RECORDS FOR THE EXERCISE -
****************************************

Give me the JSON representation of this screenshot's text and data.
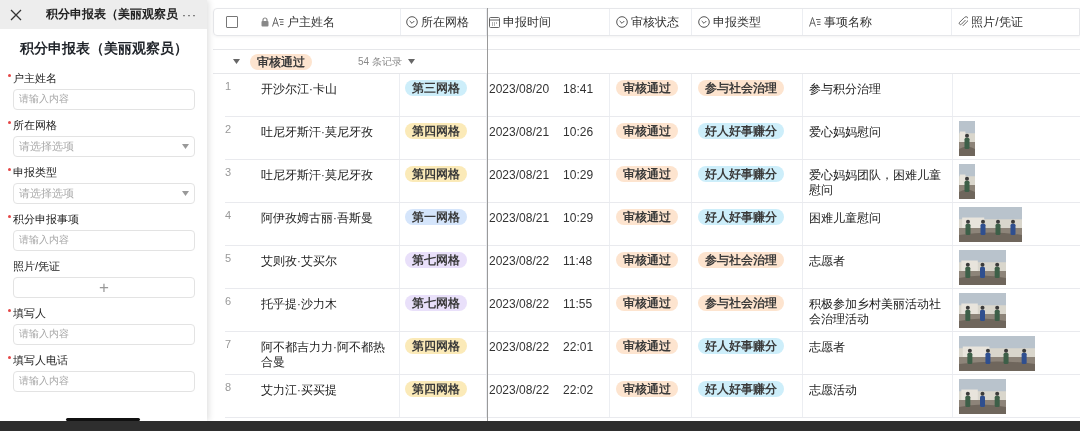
{
  "form_panel": {
    "title_bar": {
      "title": "积分申报表（美丽观察员",
      "more": "···"
    },
    "form_title": "积分申报表（美丽观察员）",
    "fields": [
      {
        "label": "户主姓名",
        "required": true,
        "kind": "text",
        "placeholder": "请输入内容"
      },
      {
        "label": "所在网格",
        "required": true,
        "kind": "select",
        "placeholder": "请选择选项"
      },
      {
        "label": "申报类型",
        "required": true,
        "kind": "select",
        "placeholder": "请选择选项"
      },
      {
        "label": "积分申报事项",
        "required": true,
        "kind": "text",
        "placeholder": "请输入内容"
      },
      {
        "label": "照片/凭证",
        "required": false,
        "kind": "upload",
        "button": "+"
      },
      {
        "label": "填写人",
        "required": true,
        "kind": "text",
        "placeholder": "请输入内容"
      },
      {
        "label": "填写人电话",
        "required": true,
        "kind": "text",
        "placeholder": "请输入内容"
      }
    ]
  },
  "table": {
    "select_all": {
      "checked": false
    },
    "columns": [
      {
        "label": "户主姓名",
        "kind": "text",
        "locked": true
      },
      {
        "label": "所在网格",
        "kind": "option",
        "locked": false
      },
      {
        "label": "申报时间",
        "kind": "date",
        "locked": false
      },
      {
        "label": "审核状态",
        "kind": "option",
        "locked": false
      },
      {
        "label": "申报类型",
        "kind": "option",
        "locked": false
      },
      {
        "label": "事项名称",
        "kind": "text",
        "locked": false
      },
      {
        "label": "照片/凭证",
        "kind": "attachment",
        "locked": false
      }
    ],
    "group": {
      "label": "审核通过",
      "color": "#fde4cf",
      "count": "54 条记录",
      "expanded": true
    },
    "rows": [
      {
        "index": "1",
        "name": "开沙尔江·卡山",
        "grid": {
          "label": "第三网格",
          "color": "#cdeefa"
        },
        "date": "2023/08/20",
        "time": "18:41",
        "status": {
          "label": "审核通过",
          "color": "#fde4cf"
        },
        "type": {
          "label": "参与社会治理",
          "color": "#fde4cf"
        },
        "item": "参与积分治理"
      },
      {
        "index": "2",
        "name": "吐尼牙斯汗·莫尼牙孜",
        "grid": {
          "label": "第四网格",
          "color": "#fbeab8"
        },
        "date": "2023/08/21",
        "time": "10:26",
        "status": {
          "label": "审核通过",
          "color": "#fde4cf"
        },
        "type": {
          "label": "好人好事赚分",
          "color": "#cdeefa"
        },
        "item": "爱心妈妈慰问"
      },
      {
        "index": "3",
        "name": "吐尼牙斯汗·莫尼牙孜",
        "grid": {
          "label": "第四网格",
          "color": "#fbeab8"
        },
        "date": "2023/08/21",
        "time": "10:29",
        "status": {
          "label": "审核通过",
          "color": "#fde4cf"
        },
        "type": {
          "label": "好人好事赚分",
          "color": "#cdeefa"
        },
        "item": "爱心妈妈团队，困难儿童慰问"
      },
      {
        "index": "4",
        "name": "阿伊孜姆古丽·吾斯曼",
        "grid": {
          "label": "第一网格",
          "color": "#d5e5fb"
        },
        "date": "2023/08/21",
        "time": "10:29",
        "status": {
          "label": "审核通过",
          "color": "#fde4cf"
        },
        "type": {
          "label": "好人好事赚分",
          "color": "#cdeefa"
        },
        "item": "困难儿童慰问"
      },
      {
        "index": "5",
        "name": "艾则孜·艾买尔",
        "grid": {
          "label": "第七网格",
          "color": "#e9e0fa"
        },
        "date": "2023/08/22",
        "time": "11:48",
        "status": {
          "label": "审核通过",
          "color": "#fde4cf"
        },
        "type": {
          "label": "参与社会治理",
          "color": "#fde4cf"
        },
        "item": "志愿者"
      },
      {
        "index": "6",
        "name": "托乎提·沙力木",
        "grid": {
          "label": "第七网格",
          "color": "#e9e0fa"
        },
        "date": "2023/08/22",
        "time": "11:55",
        "status": {
          "label": "审核通过",
          "color": "#fde4cf"
        },
        "type": {
          "label": "参与社会治理",
          "color": "#fde4cf"
        },
        "item": "积极参加乡村美丽活动社会治理活动"
      },
      {
        "index": "7",
        "name": "阿不都吉力力·阿不都热合曼",
        "grid": {
          "label": "第四网格",
          "color": "#fbeab8"
        },
        "date": "2023/08/22",
        "time": "22:01",
        "status": {
          "label": "审核通过",
          "color": "#fde4cf"
        },
        "type": {
          "label": "好人好事赚分",
          "color": "#cdeefa"
        },
        "item": "志愿者"
      },
      {
        "index": "8",
        "name": "艾力江·买买提",
        "grid": {
          "label": "第四网格",
          "color": "#fbeab8"
        },
        "date": "2023/08/22",
        "time": "22:02",
        "status": {
          "label": "审核通过",
          "color": "#fde4cf"
        },
        "type": {
          "label": "好人好事赚分",
          "color": "#cdeefa"
        },
        "item": "志愿活动"
      }
    ]
  }
}
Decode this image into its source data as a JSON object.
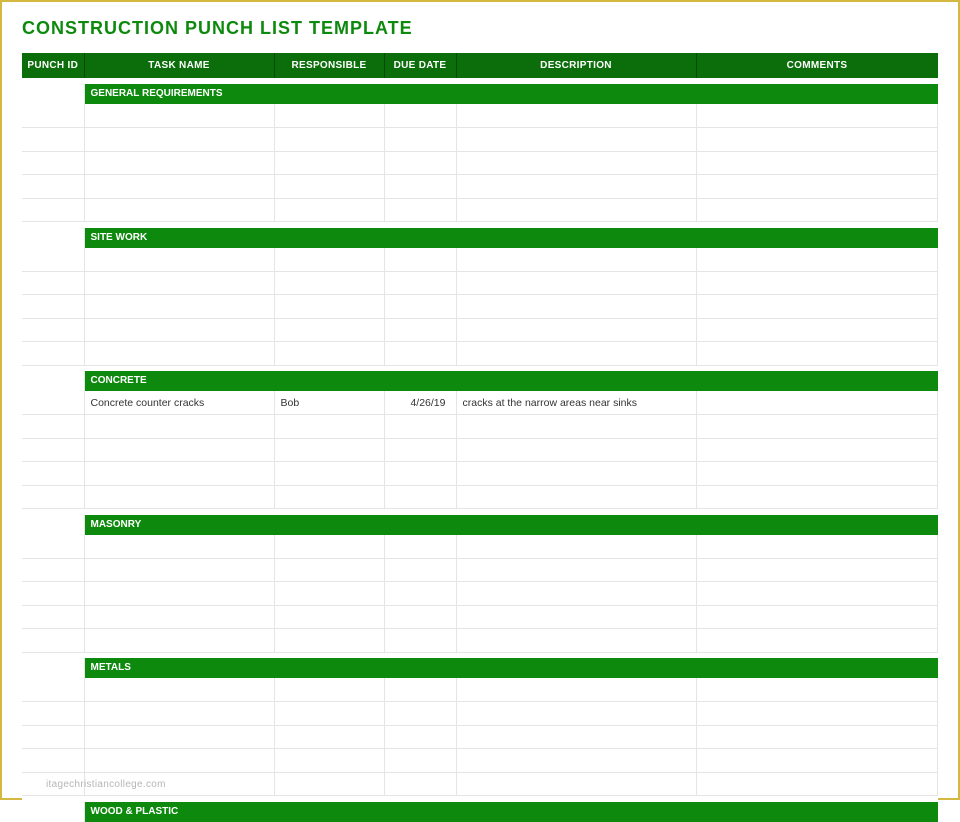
{
  "title": "CONSTRUCTION PUNCH LIST TEMPLATE",
  "headers": {
    "punch_id": "PUNCH ID",
    "task_name": "TASK NAME",
    "responsible": "RESPONSIBLE",
    "due_date": "DUE DATE",
    "description": "DESCRIPTION",
    "comments": "COMMENTS"
  },
  "sections": [
    {
      "name": "GENERAL REQUIREMENTS",
      "rows": [
        {
          "punch_id": "",
          "task_name": "",
          "responsible": "",
          "due_date": "",
          "description": "",
          "comments": ""
        },
        {
          "punch_id": "",
          "task_name": "",
          "responsible": "",
          "due_date": "",
          "description": "",
          "comments": ""
        },
        {
          "punch_id": "",
          "task_name": "",
          "responsible": "",
          "due_date": "",
          "description": "",
          "comments": ""
        },
        {
          "punch_id": "",
          "task_name": "",
          "responsible": "",
          "due_date": "",
          "description": "",
          "comments": ""
        },
        {
          "punch_id": "",
          "task_name": "",
          "responsible": "",
          "due_date": "",
          "description": "",
          "comments": ""
        }
      ]
    },
    {
      "name": "SITE WORK",
      "rows": [
        {
          "punch_id": "",
          "task_name": "",
          "responsible": "",
          "due_date": "",
          "description": "",
          "comments": ""
        },
        {
          "punch_id": "",
          "task_name": "",
          "responsible": "",
          "due_date": "",
          "description": "",
          "comments": ""
        },
        {
          "punch_id": "",
          "task_name": "",
          "responsible": "",
          "due_date": "",
          "description": "",
          "comments": ""
        },
        {
          "punch_id": "",
          "task_name": "",
          "responsible": "",
          "due_date": "",
          "description": "",
          "comments": ""
        },
        {
          "punch_id": "",
          "task_name": "",
          "responsible": "",
          "due_date": "",
          "description": "",
          "comments": ""
        }
      ]
    },
    {
      "name": "CONCRETE",
      "rows": [
        {
          "punch_id": "",
          "task_name": "Concrete counter cracks",
          "responsible": "Bob",
          "due_date": "4/26/19",
          "description": "cracks at the narrow areas near sinks",
          "comments": ""
        },
        {
          "punch_id": "",
          "task_name": "",
          "responsible": "",
          "due_date": "",
          "description": "",
          "comments": ""
        },
        {
          "punch_id": "",
          "task_name": "",
          "responsible": "",
          "due_date": "",
          "description": "",
          "comments": ""
        },
        {
          "punch_id": "",
          "task_name": "",
          "responsible": "",
          "due_date": "",
          "description": "",
          "comments": ""
        },
        {
          "punch_id": "",
          "task_name": "",
          "responsible": "",
          "due_date": "",
          "description": "",
          "comments": ""
        }
      ]
    },
    {
      "name": "MASONRY",
      "rows": [
        {
          "punch_id": "",
          "task_name": "",
          "responsible": "",
          "due_date": "",
          "description": "",
          "comments": ""
        },
        {
          "punch_id": "",
          "task_name": "",
          "responsible": "",
          "due_date": "",
          "description": "",
          "comments": ""
        },
        {
          "punch_id": "",
          "task_name": "",
          "responsible": "",
          "due_date": "",
          "description": "",
          "comments": ""
        },
        {
          "punch_id": "",
          "task_name": "",
          "responsible": "",
          "due_date": "",
          "description": "",
          "comments": ""
        },
        {
          "punch_id": "",
          "task_name": "",
          "responsible": "",
          "due_date": "",
          "description": "",
          "comments": ""
        }
      ]
    },
    {
      "name": "METALS",
      "rows": [
        {
          "punch_id": "",
          "task_name": "",
          "responsible": "",
          "due_date": "",
          "description": "",
          "comments": ""
        },
        {
          "punch_id": "",
          "task_name": "",
          "responsible": "",
          "due_date": "",
          "description": "",
          "comments": ""
        },
        {
          "punch_id": "",
          "task_name": "",
          "responsible": "",
          "due_date": "",
          "description": "",
          "comments": ""
        },
        {
          "punch_id": "",
          "task_name": "",
          "responsible": "",
          "due_date": "",
          "description": "",
          "comments": ""
        },
        {
          "punch_id": "",
          "task_name": "",
          "responsible": "",
          "due_date": "",
          "description": "",
          "comments": ""
        }
      ]
    },
    {
      "name": "WOOD & PLASTIC",
      "rows": []
    }
  ],
  "watermark": "itagechristiancollege.com"
}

****************************************

Find every line that holds "JSON" and copy it.

WRITTEN SOLUTION -
Give me the JSON representation of this screenshot's text and data.
Decode this image into its source data as a JSON object.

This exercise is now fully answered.